Start Given data

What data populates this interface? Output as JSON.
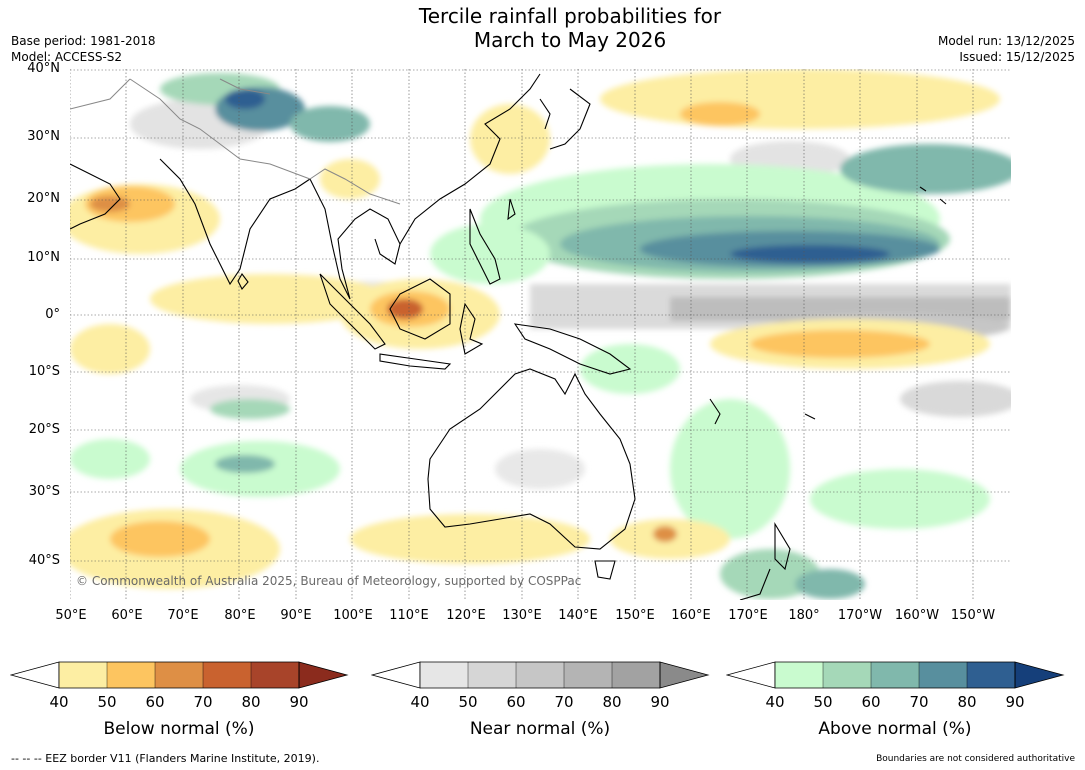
{
  "title": {
    "line1": "Tercile rainfall probabilities for",
    "line2": "March to May 2026"
  },
  "meta": {
    "base_period": "Base period: 1981-2018",
    "model": "Model: ACCESS-S2",
    "model_run": "Model run: 13/12/2025",
    "issued": "Issued: 15/12/2025"
  },
  "map": {
    "latitude_labels": [
      "40°N",
      "30°N",
      "20°N",
      "10°N",
      "0°",
      "10°S",
      "20°S",
      "30°S",
      "40°S"
    ],
    "longitude_labels": [
      "50°E",
      "60°E",
      "70°E",
      "80°E",
      "90°E",
      "100°E",
      "110°E",
      "120°E",
      "130°E",
      "140°E",
      "150°E",
      "160°E",
      "170°E",
      "180°",
      "170°W",
      "160°W",
      "150°W"
    ],
    "copyright": "© Commonwealth of Australia 2025, Bureau of Meteorology, supported by COSPPac"
  },
  "legend": {
    "ticks": [
      "40",
      "50",
      "60",
      "70",
      "80",
      "90"
    ],
    "below": {
      "title": "Below normal (%)",
      "colors": [
        "#ffffff",
        "#fdeea3",
        "#fdc560",
        "#de8f45",
        "#c9622f",
        "#a8442a",
        "#8b2b1d"
      ]
    },
    "near": {
      "title": "Near normal (%)",
      "colors": [
        "#ffffff",
        "#e6e6e6",
        "#d6d6d6",
        "#c6c6c6",
        "#b4b4b4",
        "#a2a2a2",
        "#8a8a8a"
      ]
    },
    "above": {
      "title": "Above normal (%)",
      "colors": [
        "#ffffff",
        "#c9fbcf",
        "#a5d8b8",
        "#80b8ac",
        "#588f9e",
        "#2f5f91",
        "#153f7a"
      ]
    }
  },
  "footer": {
    "eez": "--  --  -- EEZ border V11 (Flanders Marine Institute, 2019).",
    "disclaimer": "Boundaries are not considered authoritative"
  }
}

End Given data

→ **Exercise**: Copy out the whole listing exactly, and don't carry over any pictures.

→ **Output of the exercise**:
What data populates this interface? Output as JSON.
{
  "title": {
    "line1": "Tercile rainfall probabilities for",
    "line2": "March to May 2026"
  },
  "meta": {
    "base_period": "Base period: 1981-2018",
    "model": "Model: ACCESS-S2",
    "model_run": "Model run: 13/12/2025",
    "issued": "Issued: 15/12/2025"
  },
  "map": {
    "latitude_labels": [
      "40°N",
      "30°N",
      "20°N",
      "10°N",
      "0°",
      "10°S",
      "20°S",
      "30°S",
      "40°S"
    ],
    "longitude_labels": [
      "50°E",
      "60°E",
      "70°E",
      "80°E",
      "90°E",
      "100°E",
      "110°E",
      "120°E",
      "130°E",
      "140°E",
      "150°E",
      "160°E",
      "170°E",
      "180°",
      "170°W",
      "160°W",
      "150°W"
    ],
    "copyright": "© Commonwealth of Australia 2025, Bureau of Meteorology, supported by COSPPac"
  },
  "legend": {
    "ticks": [
      "40",
      "50",
      "60",
      "70",
      "80",
      "90"
    ],
    "below": {
      "title": "Below normal (%)",
      "colors": [
        "#ffffff",
        "#fdeea3",
        "#fdc560",
        "#de8f45",
        "#c9622f",
        "#a8442a",
        "#8b2b1d"
      ]
    },
    "near": {
      "title": "Near normal (%)",
      "colors": [
        "#ffffff",
        "#e6e6e6",
        "#d6d6d6",
        "#c6c6c6",
        "#b4b4b4",
        "#a2a2a2",
        "#8a8a8a"
      ]
    },
    "above": {
      "title": "Above normal (%)",
      "colors": [
        "#ffffff",
        "#c9fbcf",
        "#a5d8b8",
        "#80b8ac",
        "#588f9e",
        "#2f5f91",
        "#153f7a"
      ]
    }
  },
  "footer": {
    "eez": "--  --  -- EEZ border V11 (Flanders Marine Institute, 2019).",
    "disclaimer": "Boundaries are not considered authoritative"
  }
}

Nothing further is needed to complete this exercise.